Work to do:
Return each line that holds the word "pour".

=== Provided data ===

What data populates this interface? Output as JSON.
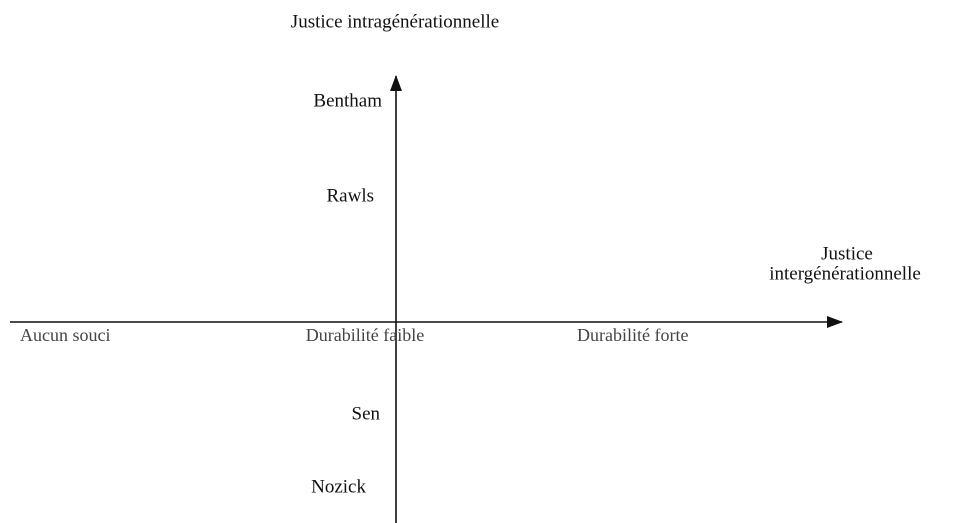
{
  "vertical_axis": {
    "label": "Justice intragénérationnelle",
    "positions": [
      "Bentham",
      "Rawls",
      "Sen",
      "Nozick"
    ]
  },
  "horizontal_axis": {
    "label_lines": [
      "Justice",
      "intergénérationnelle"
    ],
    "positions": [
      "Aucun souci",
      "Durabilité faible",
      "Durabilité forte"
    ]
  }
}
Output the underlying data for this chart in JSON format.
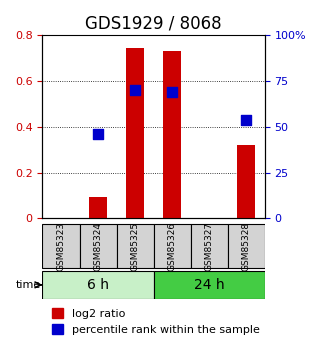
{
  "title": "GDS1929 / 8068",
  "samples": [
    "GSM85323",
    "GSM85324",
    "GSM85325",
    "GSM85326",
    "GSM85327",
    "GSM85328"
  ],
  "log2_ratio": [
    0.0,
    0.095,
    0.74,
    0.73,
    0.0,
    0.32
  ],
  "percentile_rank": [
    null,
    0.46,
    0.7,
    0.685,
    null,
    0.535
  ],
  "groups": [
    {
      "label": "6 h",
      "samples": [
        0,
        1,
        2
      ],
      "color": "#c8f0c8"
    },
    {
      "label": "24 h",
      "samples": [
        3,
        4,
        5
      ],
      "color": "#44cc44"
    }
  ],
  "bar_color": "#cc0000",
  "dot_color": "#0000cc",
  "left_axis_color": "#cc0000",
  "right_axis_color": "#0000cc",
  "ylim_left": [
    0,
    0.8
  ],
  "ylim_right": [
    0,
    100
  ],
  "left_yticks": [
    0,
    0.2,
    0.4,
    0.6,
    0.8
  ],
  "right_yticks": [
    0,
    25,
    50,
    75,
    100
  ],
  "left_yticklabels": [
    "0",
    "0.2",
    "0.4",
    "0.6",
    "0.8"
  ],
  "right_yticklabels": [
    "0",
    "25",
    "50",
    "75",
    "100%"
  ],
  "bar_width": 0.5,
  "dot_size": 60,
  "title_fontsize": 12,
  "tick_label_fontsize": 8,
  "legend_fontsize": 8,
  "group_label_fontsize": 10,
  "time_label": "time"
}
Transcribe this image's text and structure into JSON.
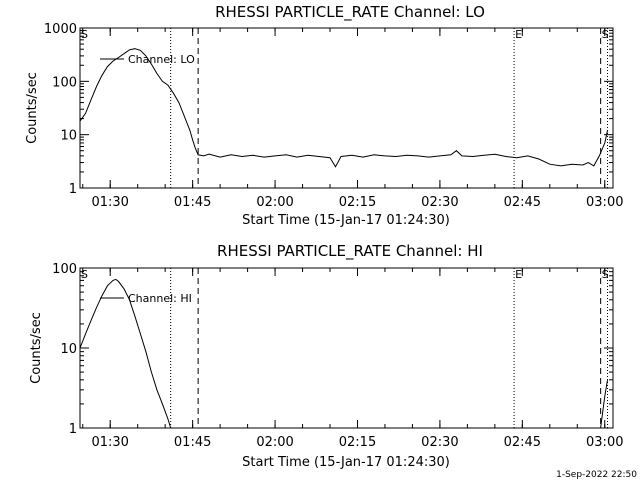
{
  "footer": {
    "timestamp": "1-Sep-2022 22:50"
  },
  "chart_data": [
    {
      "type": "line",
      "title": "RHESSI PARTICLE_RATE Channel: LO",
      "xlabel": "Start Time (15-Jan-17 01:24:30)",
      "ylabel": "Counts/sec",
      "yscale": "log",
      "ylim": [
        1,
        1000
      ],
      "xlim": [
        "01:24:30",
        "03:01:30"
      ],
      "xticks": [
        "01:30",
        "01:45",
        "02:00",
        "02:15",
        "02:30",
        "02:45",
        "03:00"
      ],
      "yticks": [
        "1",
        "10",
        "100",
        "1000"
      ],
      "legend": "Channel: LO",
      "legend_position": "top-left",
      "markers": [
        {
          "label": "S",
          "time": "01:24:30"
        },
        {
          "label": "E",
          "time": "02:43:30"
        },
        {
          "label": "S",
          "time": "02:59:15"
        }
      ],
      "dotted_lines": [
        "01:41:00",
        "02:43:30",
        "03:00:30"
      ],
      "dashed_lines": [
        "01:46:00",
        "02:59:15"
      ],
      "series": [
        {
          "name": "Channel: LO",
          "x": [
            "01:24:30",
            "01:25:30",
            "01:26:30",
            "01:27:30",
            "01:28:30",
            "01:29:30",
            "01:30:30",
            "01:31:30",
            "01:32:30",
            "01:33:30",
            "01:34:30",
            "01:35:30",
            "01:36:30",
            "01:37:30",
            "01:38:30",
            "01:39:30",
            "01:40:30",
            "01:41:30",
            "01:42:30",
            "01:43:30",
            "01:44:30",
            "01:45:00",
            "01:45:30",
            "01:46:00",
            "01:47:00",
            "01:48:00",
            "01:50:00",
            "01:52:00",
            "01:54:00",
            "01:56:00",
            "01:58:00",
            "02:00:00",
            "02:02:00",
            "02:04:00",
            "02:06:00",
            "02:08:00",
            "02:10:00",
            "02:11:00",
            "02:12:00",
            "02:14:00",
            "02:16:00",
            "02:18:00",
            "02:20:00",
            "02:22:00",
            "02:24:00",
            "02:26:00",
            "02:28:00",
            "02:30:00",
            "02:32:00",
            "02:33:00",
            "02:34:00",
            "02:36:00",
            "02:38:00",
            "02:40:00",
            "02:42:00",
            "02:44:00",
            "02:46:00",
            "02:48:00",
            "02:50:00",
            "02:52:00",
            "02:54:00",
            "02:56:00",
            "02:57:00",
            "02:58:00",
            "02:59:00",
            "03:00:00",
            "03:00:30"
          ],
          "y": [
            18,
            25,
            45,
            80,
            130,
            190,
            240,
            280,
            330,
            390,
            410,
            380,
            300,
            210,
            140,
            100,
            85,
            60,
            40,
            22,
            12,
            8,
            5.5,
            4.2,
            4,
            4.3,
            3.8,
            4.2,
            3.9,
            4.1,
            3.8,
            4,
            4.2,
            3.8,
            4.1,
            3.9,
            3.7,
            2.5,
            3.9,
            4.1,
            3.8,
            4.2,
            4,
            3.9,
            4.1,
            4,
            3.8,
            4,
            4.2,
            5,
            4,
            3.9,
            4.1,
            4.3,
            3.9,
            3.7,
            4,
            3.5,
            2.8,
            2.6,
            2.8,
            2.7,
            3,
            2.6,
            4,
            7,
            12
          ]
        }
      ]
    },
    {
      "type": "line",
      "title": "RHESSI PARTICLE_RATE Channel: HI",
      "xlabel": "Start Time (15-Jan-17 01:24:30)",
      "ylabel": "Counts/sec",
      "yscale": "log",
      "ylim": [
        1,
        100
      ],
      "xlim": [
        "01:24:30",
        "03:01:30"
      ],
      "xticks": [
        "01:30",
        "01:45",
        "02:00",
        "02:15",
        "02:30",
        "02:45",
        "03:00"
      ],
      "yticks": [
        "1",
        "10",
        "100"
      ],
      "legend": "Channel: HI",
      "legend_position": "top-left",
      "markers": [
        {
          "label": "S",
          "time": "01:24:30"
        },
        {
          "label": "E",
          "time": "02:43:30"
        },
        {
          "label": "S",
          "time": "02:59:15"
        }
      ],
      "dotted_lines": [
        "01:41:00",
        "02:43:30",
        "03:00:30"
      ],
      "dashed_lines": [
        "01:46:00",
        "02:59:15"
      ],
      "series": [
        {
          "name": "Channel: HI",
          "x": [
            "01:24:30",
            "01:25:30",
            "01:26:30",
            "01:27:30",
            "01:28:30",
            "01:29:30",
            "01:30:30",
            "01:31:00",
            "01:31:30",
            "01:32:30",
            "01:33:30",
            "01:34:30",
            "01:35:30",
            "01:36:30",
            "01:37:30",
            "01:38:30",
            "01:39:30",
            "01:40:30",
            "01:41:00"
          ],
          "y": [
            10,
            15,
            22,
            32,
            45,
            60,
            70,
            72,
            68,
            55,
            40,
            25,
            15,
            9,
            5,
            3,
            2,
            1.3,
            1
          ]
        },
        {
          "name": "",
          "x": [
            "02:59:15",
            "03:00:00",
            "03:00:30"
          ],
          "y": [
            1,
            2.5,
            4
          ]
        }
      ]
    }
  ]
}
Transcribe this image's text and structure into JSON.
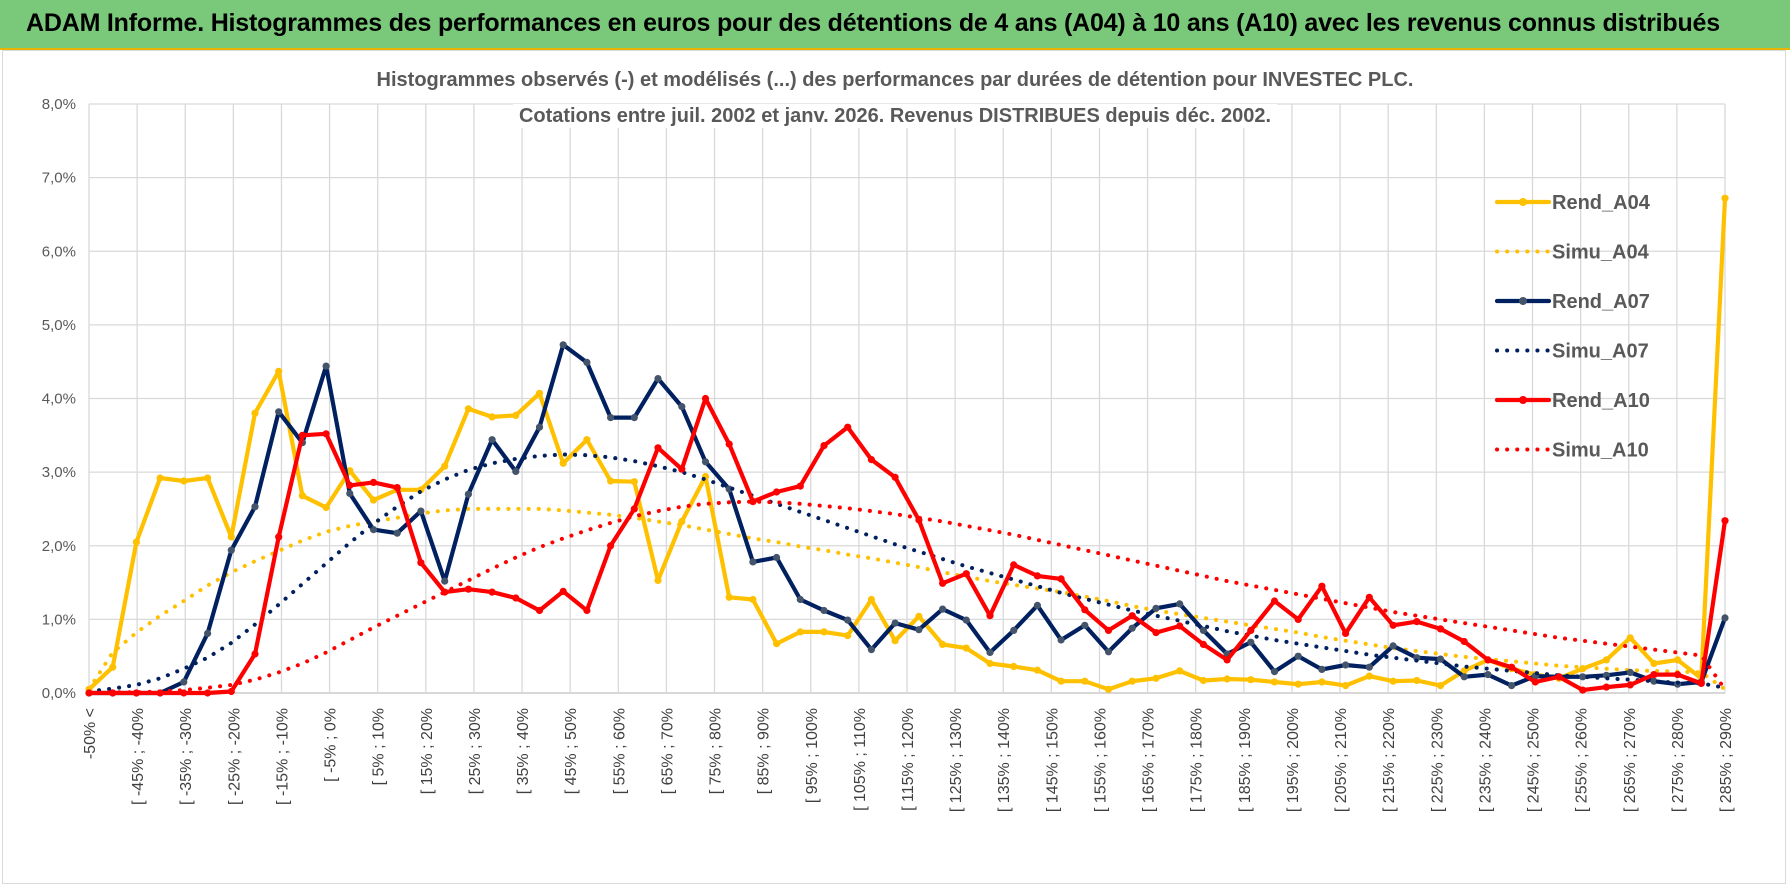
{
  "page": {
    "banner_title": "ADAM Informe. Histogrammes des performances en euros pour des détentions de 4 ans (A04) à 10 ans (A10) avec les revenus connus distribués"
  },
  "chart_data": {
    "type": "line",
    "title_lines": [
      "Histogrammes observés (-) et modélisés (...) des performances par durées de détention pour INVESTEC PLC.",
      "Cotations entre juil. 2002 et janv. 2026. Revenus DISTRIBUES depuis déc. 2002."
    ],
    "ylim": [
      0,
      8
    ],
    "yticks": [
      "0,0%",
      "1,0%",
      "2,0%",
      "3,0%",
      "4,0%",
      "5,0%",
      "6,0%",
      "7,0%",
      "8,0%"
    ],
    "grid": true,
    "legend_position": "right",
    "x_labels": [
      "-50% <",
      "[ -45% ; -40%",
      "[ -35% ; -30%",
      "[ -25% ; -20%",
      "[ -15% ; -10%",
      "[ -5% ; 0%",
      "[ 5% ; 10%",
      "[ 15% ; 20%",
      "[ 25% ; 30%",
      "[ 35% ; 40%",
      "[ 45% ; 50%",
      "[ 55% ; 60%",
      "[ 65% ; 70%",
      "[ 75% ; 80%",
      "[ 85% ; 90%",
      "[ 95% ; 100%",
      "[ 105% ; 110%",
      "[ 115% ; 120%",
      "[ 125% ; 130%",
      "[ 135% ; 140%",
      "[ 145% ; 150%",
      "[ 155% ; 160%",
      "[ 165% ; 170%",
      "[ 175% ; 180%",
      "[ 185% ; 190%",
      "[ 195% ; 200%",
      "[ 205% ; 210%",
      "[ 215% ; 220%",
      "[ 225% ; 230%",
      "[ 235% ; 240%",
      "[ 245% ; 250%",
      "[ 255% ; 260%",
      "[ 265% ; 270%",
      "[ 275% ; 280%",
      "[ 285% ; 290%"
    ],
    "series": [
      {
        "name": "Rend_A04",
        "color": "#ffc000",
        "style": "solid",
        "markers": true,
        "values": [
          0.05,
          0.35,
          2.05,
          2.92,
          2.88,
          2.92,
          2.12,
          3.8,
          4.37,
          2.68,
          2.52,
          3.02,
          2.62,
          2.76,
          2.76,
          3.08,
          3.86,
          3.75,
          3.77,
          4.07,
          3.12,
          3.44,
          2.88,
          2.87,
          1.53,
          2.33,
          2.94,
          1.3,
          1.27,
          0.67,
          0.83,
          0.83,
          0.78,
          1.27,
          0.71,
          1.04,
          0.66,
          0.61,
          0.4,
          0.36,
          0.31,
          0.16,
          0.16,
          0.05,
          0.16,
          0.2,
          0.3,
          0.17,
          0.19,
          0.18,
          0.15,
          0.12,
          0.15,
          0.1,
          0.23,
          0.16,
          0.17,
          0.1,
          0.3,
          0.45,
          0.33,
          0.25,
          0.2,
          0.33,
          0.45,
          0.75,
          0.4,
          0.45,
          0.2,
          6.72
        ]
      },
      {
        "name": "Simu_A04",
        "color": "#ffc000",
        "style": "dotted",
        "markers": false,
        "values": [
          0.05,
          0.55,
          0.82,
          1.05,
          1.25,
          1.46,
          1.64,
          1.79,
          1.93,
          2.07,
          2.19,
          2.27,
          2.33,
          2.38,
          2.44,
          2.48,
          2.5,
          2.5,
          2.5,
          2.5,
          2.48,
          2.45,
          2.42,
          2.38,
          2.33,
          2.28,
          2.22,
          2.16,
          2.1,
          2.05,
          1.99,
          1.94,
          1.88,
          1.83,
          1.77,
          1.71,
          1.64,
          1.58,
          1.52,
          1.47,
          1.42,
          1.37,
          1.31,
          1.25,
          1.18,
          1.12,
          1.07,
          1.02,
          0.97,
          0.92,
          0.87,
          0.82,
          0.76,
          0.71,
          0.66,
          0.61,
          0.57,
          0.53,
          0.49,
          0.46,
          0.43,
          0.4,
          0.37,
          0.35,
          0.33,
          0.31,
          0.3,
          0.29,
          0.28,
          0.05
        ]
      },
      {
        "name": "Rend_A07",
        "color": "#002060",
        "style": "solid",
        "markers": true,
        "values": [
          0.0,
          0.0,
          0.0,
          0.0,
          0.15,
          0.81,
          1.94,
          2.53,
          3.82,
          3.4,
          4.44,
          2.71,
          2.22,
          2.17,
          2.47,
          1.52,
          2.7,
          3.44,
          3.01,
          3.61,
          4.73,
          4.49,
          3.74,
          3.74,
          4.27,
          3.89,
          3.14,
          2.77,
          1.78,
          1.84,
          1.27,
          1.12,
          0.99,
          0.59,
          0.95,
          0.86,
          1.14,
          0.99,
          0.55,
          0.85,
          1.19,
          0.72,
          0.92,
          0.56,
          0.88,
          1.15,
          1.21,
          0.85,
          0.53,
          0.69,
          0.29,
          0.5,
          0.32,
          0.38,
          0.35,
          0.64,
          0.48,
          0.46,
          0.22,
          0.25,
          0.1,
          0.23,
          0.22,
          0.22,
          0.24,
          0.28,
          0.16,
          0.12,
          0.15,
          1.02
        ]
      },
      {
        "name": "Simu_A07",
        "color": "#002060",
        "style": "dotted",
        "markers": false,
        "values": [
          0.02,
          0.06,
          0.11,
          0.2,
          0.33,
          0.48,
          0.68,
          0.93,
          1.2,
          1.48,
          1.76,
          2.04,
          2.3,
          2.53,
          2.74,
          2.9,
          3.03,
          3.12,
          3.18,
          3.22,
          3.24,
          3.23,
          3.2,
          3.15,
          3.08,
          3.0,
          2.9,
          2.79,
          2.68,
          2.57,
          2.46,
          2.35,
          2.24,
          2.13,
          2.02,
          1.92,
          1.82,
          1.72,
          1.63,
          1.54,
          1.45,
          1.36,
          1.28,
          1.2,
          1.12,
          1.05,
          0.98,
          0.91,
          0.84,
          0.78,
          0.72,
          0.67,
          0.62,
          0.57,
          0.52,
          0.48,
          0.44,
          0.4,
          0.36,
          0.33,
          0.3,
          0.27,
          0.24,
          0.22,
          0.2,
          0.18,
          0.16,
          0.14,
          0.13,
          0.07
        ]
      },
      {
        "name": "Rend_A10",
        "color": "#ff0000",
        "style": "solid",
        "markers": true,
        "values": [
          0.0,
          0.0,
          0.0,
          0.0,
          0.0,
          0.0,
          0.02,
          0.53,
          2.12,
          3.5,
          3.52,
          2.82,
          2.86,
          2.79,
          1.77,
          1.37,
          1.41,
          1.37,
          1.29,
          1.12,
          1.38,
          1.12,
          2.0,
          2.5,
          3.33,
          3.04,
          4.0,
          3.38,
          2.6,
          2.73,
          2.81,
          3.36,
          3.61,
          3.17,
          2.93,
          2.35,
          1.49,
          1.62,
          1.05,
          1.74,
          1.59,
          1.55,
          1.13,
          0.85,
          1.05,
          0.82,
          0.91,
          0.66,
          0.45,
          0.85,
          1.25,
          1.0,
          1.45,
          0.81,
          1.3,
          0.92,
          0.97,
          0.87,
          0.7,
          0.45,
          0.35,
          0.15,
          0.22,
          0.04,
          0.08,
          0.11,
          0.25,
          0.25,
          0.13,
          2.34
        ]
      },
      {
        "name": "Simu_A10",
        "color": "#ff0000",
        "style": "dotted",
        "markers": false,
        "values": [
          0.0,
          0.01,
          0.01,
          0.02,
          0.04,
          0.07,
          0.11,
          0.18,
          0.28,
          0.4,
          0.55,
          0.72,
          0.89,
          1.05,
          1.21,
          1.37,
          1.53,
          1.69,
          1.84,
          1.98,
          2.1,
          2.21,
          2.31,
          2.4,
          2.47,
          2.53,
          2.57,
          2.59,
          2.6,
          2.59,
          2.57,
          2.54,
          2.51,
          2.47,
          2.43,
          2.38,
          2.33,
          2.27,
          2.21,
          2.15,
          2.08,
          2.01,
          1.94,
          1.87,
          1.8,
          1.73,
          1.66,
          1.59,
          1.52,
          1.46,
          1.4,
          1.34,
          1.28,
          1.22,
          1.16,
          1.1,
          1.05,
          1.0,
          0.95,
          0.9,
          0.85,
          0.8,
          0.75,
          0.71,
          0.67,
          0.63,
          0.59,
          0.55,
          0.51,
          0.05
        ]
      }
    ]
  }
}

===

The result:
    "banner_title": "ADAM Informe. Histogrammes des performances en euros pour des détentions de 4 ans (A04) à 10 ans (A10) avec les revenus connus distribués"
      "Histogrammes observés (-) et modélisés (...) des performances par durées de détention pour INVESTEC PLC.",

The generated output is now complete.